In [1]:
import numpy as np
import pandas as pd
import json
import urllib.request

In [2]:
pd.set_option('display.max_colwidth', 500)

## Pull data

In [3]:
limit = 500
source_url = (r'https://skiapp.onthesnow.com/app/widgets/resortlist?region=us'
              r'&regionids=429&language=en&pagetype=skireport&direction=-1'
              fr'&order=stop&limit={limit}&offset=30&countrycode=USA'
              r'&minvalue=-1&open=anystatus')

In [4]:
with urllib.request.urlopen(source_url) as url_file:
    station_data = url_file.read().decode()
    json_data = json.loads(station_data)

## json -> dataframe

In [12]:
station_df = pd.DataFrame.from_dict(json_data['rows'])

station_data_df = (station_df
                   .join(pd.DataFrame.from_dict(
                       station_df[['links']].to_dict()['links'])
                         .T)
                   .filter(items=['resort_name_short', 'weather'])
                   )

Exercise goal
Continue the notebook that loads ski resort data into pandas, starting right after its last code cell.

Extracted records
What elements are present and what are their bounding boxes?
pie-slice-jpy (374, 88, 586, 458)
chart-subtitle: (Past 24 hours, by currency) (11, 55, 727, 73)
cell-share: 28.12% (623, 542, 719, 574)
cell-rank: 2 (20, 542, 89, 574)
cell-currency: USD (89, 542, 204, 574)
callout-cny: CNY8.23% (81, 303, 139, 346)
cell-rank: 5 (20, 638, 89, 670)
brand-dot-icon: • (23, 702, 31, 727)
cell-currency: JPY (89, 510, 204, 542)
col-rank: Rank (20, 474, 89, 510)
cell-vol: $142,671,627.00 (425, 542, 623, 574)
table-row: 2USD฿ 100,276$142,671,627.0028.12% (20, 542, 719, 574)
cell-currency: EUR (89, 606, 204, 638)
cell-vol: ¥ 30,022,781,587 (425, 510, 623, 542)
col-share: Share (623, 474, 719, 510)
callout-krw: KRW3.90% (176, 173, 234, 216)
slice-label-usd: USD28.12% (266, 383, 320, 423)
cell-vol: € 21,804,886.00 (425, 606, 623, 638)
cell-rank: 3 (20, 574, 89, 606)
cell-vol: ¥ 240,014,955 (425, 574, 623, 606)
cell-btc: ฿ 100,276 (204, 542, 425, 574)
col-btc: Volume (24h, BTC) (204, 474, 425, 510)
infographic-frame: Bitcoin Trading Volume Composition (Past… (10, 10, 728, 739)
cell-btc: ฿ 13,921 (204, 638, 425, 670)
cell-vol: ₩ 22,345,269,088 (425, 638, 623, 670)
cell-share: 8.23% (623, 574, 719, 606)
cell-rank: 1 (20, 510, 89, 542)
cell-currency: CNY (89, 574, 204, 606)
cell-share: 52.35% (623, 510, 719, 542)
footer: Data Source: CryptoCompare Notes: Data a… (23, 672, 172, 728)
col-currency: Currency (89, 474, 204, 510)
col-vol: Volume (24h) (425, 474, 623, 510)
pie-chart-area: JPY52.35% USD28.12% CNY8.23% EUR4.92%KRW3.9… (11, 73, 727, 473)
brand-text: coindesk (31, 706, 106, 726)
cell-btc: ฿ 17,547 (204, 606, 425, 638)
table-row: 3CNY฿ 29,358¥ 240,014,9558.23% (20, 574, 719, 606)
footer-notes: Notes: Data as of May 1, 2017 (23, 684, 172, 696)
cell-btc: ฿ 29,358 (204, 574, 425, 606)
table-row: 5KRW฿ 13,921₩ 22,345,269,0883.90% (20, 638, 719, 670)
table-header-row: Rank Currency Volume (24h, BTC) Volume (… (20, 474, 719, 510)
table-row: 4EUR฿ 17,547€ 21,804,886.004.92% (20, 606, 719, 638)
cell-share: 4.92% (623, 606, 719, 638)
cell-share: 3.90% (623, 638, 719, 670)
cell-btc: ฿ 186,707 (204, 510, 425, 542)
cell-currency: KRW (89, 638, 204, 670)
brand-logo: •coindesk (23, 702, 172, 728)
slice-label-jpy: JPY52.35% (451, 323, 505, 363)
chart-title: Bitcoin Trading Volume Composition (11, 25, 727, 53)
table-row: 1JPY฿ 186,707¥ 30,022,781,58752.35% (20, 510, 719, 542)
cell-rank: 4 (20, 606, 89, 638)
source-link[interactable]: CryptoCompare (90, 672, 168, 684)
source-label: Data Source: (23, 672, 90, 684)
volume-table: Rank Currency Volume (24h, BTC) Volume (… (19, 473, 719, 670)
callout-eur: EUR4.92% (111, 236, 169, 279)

Answer to the task
station_data_df.shape

# if we get as many station as requested, there could be more we didn't get
assert limit > station_data_df.shape[0]

In [6]:
def link_fixer(ser, year=2018):
    """creates correct links from relative links for different page."""
    base = 'https://www.onthesnow.com'
    tail = f'historical-snowfall.html?y={year}'
    ser2 = ser.str.replace(pat=r'weather.html', repl=tail)
    return base + ser2

In [13]:
station_data_df = (station_data_df
                   .assign(snow_link=link_fixer(station_data_df.weather))
                   .drop(columns='weather')
                  )

# save to disk
station_data_df.to_feather('../data/ots_station_links.feather')